## begin Records to process
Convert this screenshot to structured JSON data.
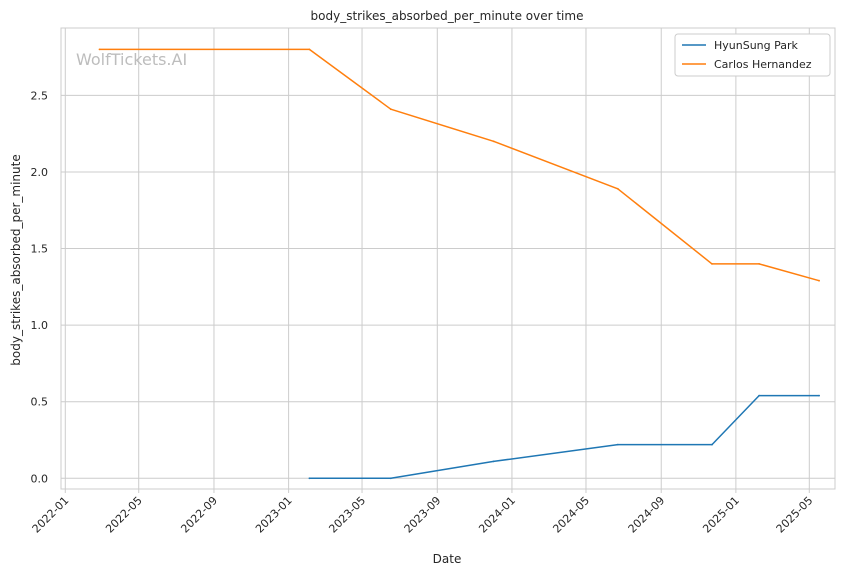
{
  "chart_data": {
    "type": "line",
    "title": "body_strikes_absorbed_per_minute over time",
    "xlabel": "Date",
    "ylabel": "body_strikes_absorbed_per_minute",
    "watermark": "WolfTickets.AI",
    "x_ticks": [
      "2022-01",
      "2022-05",
      "2022-09",
      "2023-01",
      "2023-05",
      "2023-09",
      "2024-01",
      "2024-05",
      "2024-09",
      "2025-01",
      "2025-05"
    ],
    "y_ticks": [
      "0.0",
      "0.5",
      "1.0",
      "1.5",
      "2.0",
      "2.5"
    ],
    "ylim": [
      -0.07,
      2.94
    ],
    "xlim": [
      "2021-12-25",
      "2025-06-12"
    ],
    "grid": true,
    "legend_position": "top-right",
    "series": [
      {
        "name": "HyunSung Park",
        "color": "#1f77b4",
        "points": [
          [
            "2023-02-04",
            0.0
          ],
          [
            "2023-06-17",
            0.0
          ],
          [
            "2023-12-02",
            0.11
          ],
          [
            "2024-06-22",
            0.22
          ],
          [
            "2024-11-23",
            0.22
          ],
          [
            "2025-02-08",
            0.54
          ],
          [
            "2025-05-17",
            0.54
          ]
        ]
      },
      {
        "name": "Carlos Hernandez",
        "color": "#ff7f0e",
        "points": [
          [
            "2022-02-26",
            2.8
          ],
          [
            "2023-02-04",
            2.8
          ],
          [
            "2023-06-17",
            2.41
          ],
          [
            "2023-12-02",
            2.2
          ],
          [
            "2024-06-22",
            1.89
          ],
          [
            "2024-11-23",
            1.4
          ],
          [
            "2025-02-08",
            1.4
          ],
          [
            "2025-05-17",
            1.29
          ]
        ]
      }
    ]
  }
}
## end Records to process
What is expected: Copy every record character for character. Skip the pictures.

The response:
Convert this screenshot to structured JSON data.
{
  "chart_data": {
    "type": "line",
    "title": "body_strikes_absorbed_per_minute over time",
    "xlabel": "Date",
    "ylabel": "body_strikes_absorbed_per_minute",
    "watermark": "WolfTickets.AI",
    "x_ticks": [
      "2022-01",
      "2022-05",
      "2022-09",
      "2023-01",
      "2023-05",
      "2023-09",
      "2024-01",
      "2024-05",
      "2024-09",
      "2025-01",
      "2025-05"
    ],
    "y_ticks": [
      "0.0",
      "0.5",
      "1.0",
      "1.5",
      "2.0",
      "2.5"
    ],
    "ylim": [
      -0.07,
      2.94
    ],
    "xlim": [
      "2021-12-25",
      "2025-06-12"
    ],
    "grid": true,
    "legend_position": "top-right",
    "series": [
      {
        "name": "HyunSung Park",
        "color": "#1f77b4",
        "points": [
          [
            "2023-02-04",
            0.0
          ],
          [
            "2023-06-17",
            0.0
          ],
          [
            "2023-12-02",
            0.11
          ],
          [
            "2024-06-22",
            0.22
          ],
          [
            "2024-11-23",
            0.22
          ],
          [
            "2025-02-08",
            0.54
          ],
          [
            "2025-05-17",
            0.54
          ]
        ]
      },
      {
        "name": "Carlos Hernandez",
        "color": "#ff7f0e",
        "points": [
          [
            "2022-02-26",
            2.8
          ],
          [
            "2023-02-04",
            2.8
          ],
          [
            "2023-06-17",
            2.41
          ],
          [
            "2023-12-02",
            2.2
          ],
          [
            "2024-06-22",
            1.89
          ],
          [
            "2024-11-23",
            1.4
          ],
          [
            "2025-02-08",
            1.4
          ],
          [
            "2025-05-17",
            1.29
          ]
        ]
      }
    ]
  }
}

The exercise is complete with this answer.